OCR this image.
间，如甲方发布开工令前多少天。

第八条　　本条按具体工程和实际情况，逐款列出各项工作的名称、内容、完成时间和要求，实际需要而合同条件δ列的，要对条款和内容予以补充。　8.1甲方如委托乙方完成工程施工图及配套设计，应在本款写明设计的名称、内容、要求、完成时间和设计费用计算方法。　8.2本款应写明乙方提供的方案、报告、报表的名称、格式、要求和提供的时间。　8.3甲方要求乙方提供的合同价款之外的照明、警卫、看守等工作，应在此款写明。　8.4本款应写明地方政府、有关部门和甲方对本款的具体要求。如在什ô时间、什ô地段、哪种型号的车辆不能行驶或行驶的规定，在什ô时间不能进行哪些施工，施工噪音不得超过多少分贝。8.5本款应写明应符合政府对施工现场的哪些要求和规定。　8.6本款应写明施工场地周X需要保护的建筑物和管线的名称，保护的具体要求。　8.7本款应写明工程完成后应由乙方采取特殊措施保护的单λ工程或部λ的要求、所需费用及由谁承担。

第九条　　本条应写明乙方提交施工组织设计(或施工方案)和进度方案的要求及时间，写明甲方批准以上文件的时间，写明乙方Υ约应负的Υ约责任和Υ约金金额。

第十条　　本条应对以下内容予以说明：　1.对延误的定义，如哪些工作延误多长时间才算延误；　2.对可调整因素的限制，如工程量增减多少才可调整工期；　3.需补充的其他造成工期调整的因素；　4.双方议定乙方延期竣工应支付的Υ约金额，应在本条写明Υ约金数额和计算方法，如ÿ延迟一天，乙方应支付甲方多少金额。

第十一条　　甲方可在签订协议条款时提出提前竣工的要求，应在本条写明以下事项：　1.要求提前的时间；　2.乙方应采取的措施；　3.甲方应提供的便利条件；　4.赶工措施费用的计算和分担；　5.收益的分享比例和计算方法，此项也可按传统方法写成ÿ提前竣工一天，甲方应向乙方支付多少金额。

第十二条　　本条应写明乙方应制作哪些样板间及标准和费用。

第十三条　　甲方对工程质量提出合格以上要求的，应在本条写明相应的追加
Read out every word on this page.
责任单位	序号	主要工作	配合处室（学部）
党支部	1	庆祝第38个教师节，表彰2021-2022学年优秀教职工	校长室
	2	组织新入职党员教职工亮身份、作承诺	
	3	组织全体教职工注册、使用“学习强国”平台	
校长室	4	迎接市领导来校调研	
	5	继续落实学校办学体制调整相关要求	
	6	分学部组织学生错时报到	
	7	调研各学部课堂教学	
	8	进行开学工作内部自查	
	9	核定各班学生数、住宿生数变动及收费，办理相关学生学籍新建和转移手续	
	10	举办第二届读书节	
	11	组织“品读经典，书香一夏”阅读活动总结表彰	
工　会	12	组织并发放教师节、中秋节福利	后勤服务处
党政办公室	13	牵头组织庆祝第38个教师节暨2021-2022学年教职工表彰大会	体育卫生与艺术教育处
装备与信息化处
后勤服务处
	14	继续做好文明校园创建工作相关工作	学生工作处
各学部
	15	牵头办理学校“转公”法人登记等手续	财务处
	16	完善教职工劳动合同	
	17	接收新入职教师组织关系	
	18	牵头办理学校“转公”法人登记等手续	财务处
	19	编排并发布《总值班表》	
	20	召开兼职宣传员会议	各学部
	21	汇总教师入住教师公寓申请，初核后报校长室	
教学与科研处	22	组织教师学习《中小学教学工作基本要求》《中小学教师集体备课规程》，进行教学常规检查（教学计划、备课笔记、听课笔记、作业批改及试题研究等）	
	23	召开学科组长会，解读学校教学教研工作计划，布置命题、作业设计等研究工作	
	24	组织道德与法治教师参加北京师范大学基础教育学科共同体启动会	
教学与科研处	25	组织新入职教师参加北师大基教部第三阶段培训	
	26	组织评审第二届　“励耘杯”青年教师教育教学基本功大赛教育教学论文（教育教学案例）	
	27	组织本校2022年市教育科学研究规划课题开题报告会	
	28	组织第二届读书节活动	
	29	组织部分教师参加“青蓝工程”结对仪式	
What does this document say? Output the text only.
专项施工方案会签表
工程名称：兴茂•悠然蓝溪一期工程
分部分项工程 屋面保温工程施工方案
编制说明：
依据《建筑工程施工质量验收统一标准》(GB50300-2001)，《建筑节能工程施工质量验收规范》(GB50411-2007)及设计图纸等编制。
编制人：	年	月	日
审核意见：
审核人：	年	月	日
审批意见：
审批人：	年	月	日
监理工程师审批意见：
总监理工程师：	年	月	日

> [Work required] Repeat each record exactly, leaving nothing out.

> [Answer below]
OCR this image.
间，如甲方发布开工令前多少天。

第八条　　本条按具体工程和实际情况，逐款列出各项工作的名称、内容、完成时间和要求，实际需要而合同条件δ列的，要对条款和内容予以补充。　8.1甲方如委托乙方完成工程施工图及配套设计，应在本款写明设计的名称、内容、要求、完成时间和设计费用计算方法。　8.2本款应写明乙方提供的方案、报告、报表的名称、格式、要求和提供的时间。　8.3甲方要求乙方提供的合同价款之外的照明、警卫、看守等工作，应在此款写明。　8.4本款应写明地方政府、有关部门和甲方对本款的具体要求。如在什ô时间、什ô地段、哪种型号的车辆不能行驶或行驶的规定，在什ô时间不能进行哪些施工，施工噪音不得超过多少分贝。8.5本款应写明应符合政府对施工现场的哪些要求和规定。　8.6本款应写明施工场地周X需要保护的建筑物和管线的名称，保护的具体要求。　8.7本款应写明工程完成后应由乙方采取特殊措施保护的单λ工程或部λ的要求、所需费用及由谁承担。

第九条　　本条应写明乙方提交施工组织设计(或施工方案)和进度方案的要求及时间，写明甲方批准以上文件的时间，写明乙方Υ约应负的Υ约责任和Υ约金金额。

第十条　　本条应对以下内容予以说明：　1.对延误的定义，如哪些工作延误多长时间才算延误；　2.对可调整因素的限制，如工程量增减多少才可调整工期；　3.需补充的其他造成工期调整的因素；　4.双方议定乙方延期竣工应支付的Υ约金额，应在本条写明Υ约金数额和计算方法，如ÿ延迟一天，乙方应支付甲方多少金额。

第十一条　　甲方可在签订协议条款时提出提前竣工的要求，应在本条写明以下事项：　1.要求提前的时间；　2.乙方应采取的措施；　3.甲方应提供的便利条件；　4.赶工措施费用的计算和分担；　5.收益的分享比例和计算方法，此项也可按传统方法写成ÿ提前竣工一天，甲方应向乙方支付多少金额。

第十二条　　本条应写明乙方应制作哪些样板间及标准和费用。

第十三条　　甲方对工程质量提出合格以上要求的，应在本条写明相应的追加
Read out every word on this page.
责任单位	序号	主要工作	配合处室（学部）
党支部	1	庆祝第38个教师节，表彰2021-2022学年优秀教职工	校长室
	2	组织新入职党员教职工亮身份、作承诺	
	3	组织全体教职工注册、使用“学习强国”平台	
校长室	4	迎接市领导来校调研	
	5	继续落实学校办学体制调整相关要求	
	6	分学部组织学生错时报到	
	7	调研各学部课堂教学	
	8	进行开学工作内部自查	
	9	核定各班学生数、住宿生数变动及收费，办理相关学生学籍新建和转移手续	
	10	举办第二届读书节	
	11	组织“品读经典，书香一夏”阅读活动总结表彰	
工　会	12	组织并发放教师节、中秋节福利	后勤服务处
党政办公室	13	牵头组织庆祝第38个教师节暨2021-2022学年教职工表彰大会	体育卫生与艺术教育处
装备与信息化处
后勤服务处
	14	继续做好文明校园创建工作相关工作	学生工作处
各学部
	15	牵头办理学校“转公”法人登记等手续	财务处
	16	完善教职工劳动合同	
	17	接收新入职教师组织关系	
	18	牵头办理学校“转公”法人登记等手续	财务处
	19	编排并发布《总值班表》	
	20	召开兼职宣传员会议	各学部
	21	汇总教师入住教师公寓申请，初核后报校长室	
教学与科研处	22	组织教师学习《中小学教学工作基本要求》《中小学教师集体备课规程》，进行教学常规检查（教学计划、备课笔记、听课笔记、作业批改及试题研究等）	
	23	召开学科组长会，解读学校教学教研工作计划，布置命题、作业设计等研究工作	
	24	组织道德与法治教师参加北京师范大学基础教育学科共同体启动会	
教学与科研处	25	组织新入职教师参加北师大基教部第三阶段培训	
	26	组织评审第二届　“励耘杯”青年教师教育教学基本功大赛教育教学论文（教育教学案例）	
	27	组织本校2022年市教育科学研究规划课题开题报告会	
	28	组织第二届读书节活动	
	29	组织部分教师参加“青蓝工程”结对仪式	
What does this document say? Output the text only.
专项施工方案会签表
工程名称：兴茂•悠然蓝溪一期工程
分部分项工程 屋面保温工程施工方案
编制说明：
依据《建筑工程施工质量验收统一标准》(GB50300-2001)，《建筑节能工程施工质量验收规范》(GB50411-2007)及设计图纸等编制。
编制人：	年	月	日
审核意见：
审核人：	年	月	日
审批意见：
审批人：	年	月	日
监理工程师审批意见：
总监理工程师：	年	月	日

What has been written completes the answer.